## [Set problem]
Only lines holding the word "header" should be copied from the material.

[START OF Data provided]

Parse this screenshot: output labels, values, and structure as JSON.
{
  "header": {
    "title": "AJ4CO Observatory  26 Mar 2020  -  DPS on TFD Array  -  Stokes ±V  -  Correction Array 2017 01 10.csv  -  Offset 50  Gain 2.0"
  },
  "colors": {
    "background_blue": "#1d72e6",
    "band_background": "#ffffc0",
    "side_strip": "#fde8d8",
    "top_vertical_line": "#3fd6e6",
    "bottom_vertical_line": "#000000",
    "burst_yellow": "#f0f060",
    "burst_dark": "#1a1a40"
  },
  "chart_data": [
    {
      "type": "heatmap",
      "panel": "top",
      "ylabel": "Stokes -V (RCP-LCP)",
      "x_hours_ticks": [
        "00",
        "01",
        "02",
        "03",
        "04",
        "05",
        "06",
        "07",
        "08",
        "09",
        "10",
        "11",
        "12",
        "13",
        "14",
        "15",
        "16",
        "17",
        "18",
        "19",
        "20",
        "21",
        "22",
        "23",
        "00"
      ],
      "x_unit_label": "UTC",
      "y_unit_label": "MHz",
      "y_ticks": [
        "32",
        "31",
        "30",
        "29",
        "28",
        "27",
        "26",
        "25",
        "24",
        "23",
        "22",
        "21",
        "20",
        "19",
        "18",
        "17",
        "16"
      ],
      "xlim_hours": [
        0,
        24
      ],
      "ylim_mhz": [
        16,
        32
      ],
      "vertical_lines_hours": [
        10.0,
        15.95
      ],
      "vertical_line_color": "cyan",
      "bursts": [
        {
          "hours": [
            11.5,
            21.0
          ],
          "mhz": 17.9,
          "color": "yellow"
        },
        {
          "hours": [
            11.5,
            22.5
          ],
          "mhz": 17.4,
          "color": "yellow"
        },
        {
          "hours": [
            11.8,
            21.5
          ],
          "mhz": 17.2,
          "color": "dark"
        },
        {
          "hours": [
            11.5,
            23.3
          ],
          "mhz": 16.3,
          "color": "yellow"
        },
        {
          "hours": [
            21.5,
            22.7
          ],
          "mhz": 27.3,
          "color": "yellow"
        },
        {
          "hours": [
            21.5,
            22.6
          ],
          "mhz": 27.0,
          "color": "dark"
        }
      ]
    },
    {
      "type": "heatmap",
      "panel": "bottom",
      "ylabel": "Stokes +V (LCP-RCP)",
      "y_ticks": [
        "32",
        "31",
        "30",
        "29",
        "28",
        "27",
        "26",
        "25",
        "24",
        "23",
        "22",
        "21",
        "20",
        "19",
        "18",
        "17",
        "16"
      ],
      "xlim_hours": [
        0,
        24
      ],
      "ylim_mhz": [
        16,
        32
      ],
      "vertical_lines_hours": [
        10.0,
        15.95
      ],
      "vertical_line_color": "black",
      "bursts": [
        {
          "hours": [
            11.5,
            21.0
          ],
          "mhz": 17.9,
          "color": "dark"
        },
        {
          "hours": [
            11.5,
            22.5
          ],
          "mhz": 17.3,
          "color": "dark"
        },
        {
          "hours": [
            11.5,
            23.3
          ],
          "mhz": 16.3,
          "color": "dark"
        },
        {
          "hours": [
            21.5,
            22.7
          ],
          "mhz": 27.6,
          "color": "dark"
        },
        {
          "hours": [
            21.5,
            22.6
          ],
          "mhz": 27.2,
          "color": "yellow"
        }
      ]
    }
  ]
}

[END OF Data provided]
[START OF Data provided]

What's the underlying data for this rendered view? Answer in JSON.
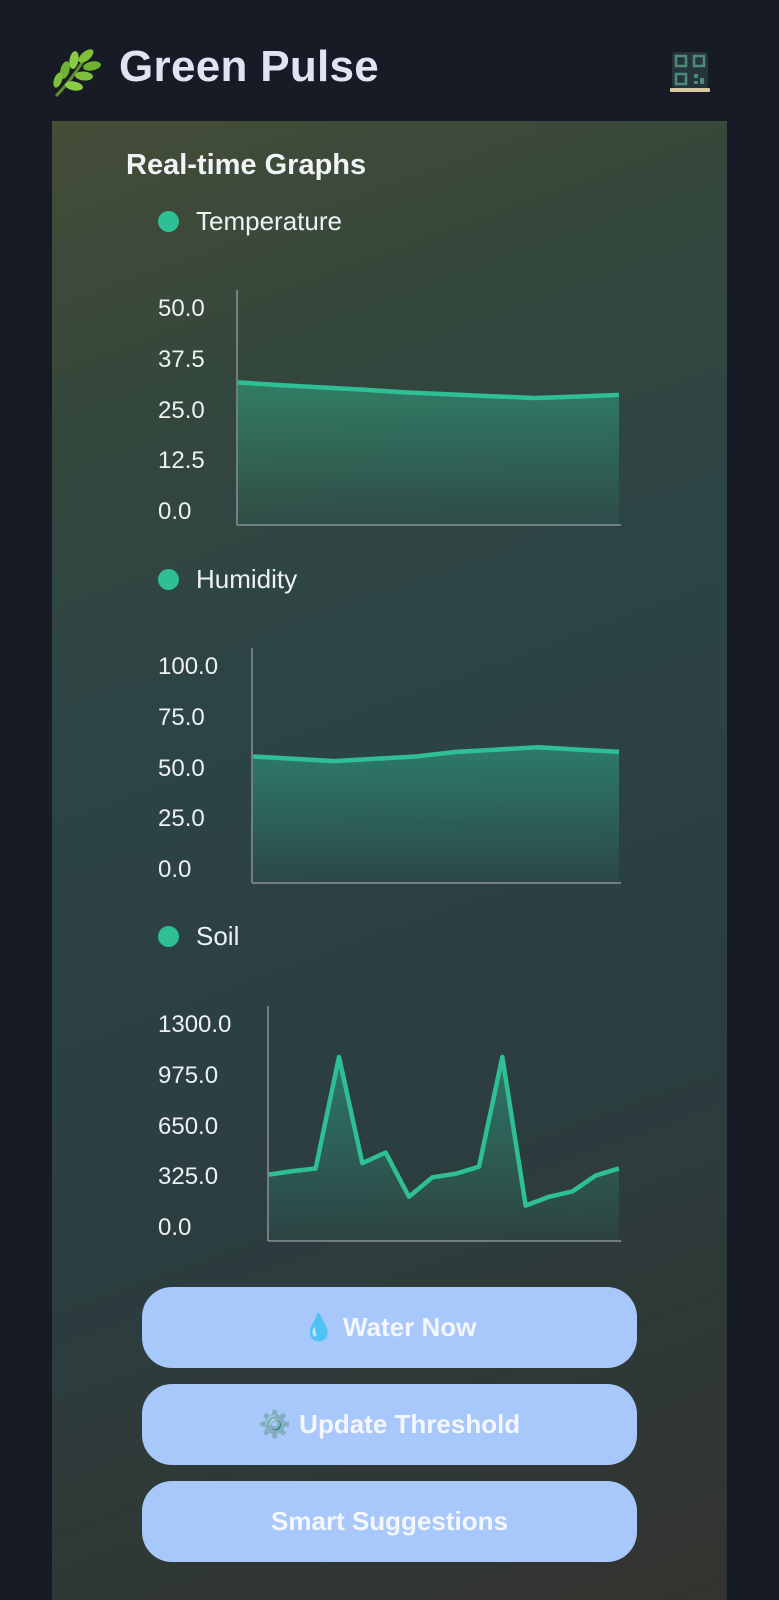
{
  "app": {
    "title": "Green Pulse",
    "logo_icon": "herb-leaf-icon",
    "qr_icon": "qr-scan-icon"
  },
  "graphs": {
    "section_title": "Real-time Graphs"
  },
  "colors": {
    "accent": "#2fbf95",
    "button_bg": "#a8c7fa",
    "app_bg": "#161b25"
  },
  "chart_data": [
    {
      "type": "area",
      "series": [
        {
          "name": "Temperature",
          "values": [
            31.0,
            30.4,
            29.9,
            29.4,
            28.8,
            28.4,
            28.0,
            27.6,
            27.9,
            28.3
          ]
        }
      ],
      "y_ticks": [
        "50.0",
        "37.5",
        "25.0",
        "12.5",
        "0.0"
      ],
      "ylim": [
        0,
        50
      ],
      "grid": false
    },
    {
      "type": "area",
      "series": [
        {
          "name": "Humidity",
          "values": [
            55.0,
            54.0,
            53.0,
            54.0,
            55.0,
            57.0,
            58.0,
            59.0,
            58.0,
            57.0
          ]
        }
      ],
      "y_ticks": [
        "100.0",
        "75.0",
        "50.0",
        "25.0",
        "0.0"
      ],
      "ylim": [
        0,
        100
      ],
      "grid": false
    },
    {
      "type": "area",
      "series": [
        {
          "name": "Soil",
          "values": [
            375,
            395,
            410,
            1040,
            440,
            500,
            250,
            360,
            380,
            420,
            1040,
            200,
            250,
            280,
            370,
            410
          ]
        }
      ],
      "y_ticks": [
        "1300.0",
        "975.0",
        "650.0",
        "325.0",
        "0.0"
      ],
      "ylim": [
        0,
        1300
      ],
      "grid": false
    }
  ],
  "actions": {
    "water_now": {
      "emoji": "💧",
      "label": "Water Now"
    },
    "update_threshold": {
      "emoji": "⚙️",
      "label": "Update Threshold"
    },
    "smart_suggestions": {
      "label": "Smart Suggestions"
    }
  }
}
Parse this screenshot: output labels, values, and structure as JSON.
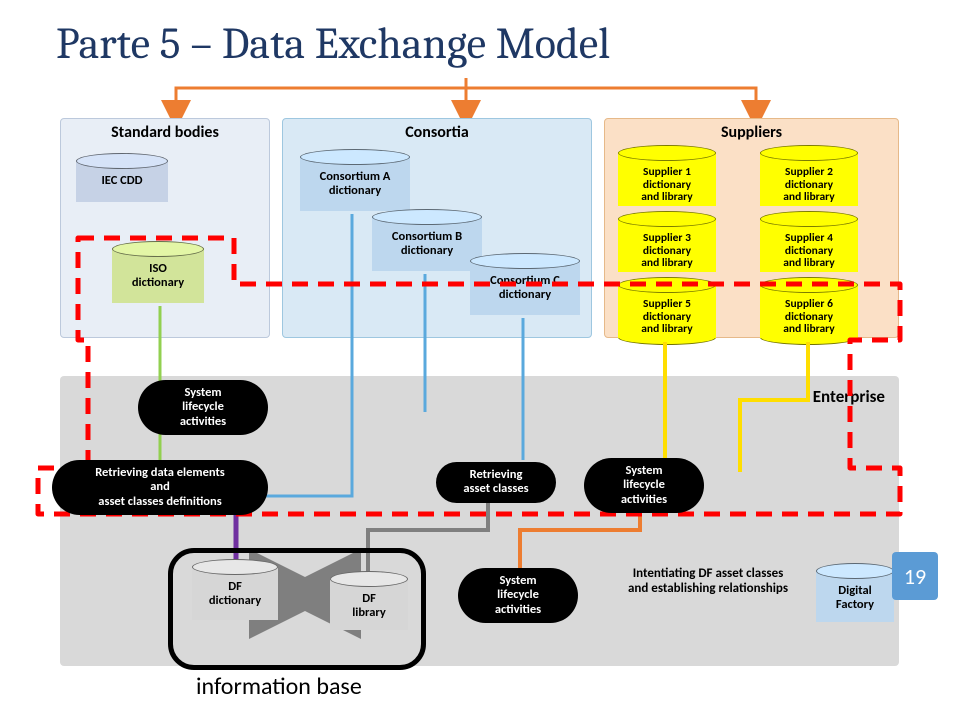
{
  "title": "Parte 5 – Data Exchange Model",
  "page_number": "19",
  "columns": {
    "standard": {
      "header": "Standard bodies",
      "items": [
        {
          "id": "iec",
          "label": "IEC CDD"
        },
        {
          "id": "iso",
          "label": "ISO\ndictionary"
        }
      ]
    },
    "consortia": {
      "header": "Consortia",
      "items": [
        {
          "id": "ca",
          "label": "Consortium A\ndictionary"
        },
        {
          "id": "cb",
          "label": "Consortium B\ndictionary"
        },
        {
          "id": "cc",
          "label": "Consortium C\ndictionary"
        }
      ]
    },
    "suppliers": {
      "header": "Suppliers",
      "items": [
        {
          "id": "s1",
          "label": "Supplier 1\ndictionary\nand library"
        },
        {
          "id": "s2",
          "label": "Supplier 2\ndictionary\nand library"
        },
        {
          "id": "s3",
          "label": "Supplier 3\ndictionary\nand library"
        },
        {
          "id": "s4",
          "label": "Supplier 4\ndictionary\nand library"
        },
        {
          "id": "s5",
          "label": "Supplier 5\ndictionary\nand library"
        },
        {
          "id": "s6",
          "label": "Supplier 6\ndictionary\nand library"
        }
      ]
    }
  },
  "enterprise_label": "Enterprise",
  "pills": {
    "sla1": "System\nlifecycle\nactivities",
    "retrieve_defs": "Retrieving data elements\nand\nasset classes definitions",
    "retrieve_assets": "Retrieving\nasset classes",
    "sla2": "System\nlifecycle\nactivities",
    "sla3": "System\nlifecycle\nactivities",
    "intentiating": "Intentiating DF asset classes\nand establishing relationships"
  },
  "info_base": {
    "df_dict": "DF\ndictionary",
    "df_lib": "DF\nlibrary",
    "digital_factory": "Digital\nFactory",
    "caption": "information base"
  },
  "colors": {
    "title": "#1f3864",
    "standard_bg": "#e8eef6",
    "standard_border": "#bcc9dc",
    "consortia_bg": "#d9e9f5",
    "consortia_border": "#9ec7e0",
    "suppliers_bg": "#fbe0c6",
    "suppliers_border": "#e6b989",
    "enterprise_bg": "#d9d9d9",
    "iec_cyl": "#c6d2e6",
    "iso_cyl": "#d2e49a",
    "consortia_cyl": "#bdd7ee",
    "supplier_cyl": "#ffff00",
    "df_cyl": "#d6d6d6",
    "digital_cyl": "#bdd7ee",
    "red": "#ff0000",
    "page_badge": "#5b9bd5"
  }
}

[END OF Data provided]

## [Full output]
  "header": {
      "header": "Standard bodies",
      "header": "Consortia",
      "header": "Suppliers",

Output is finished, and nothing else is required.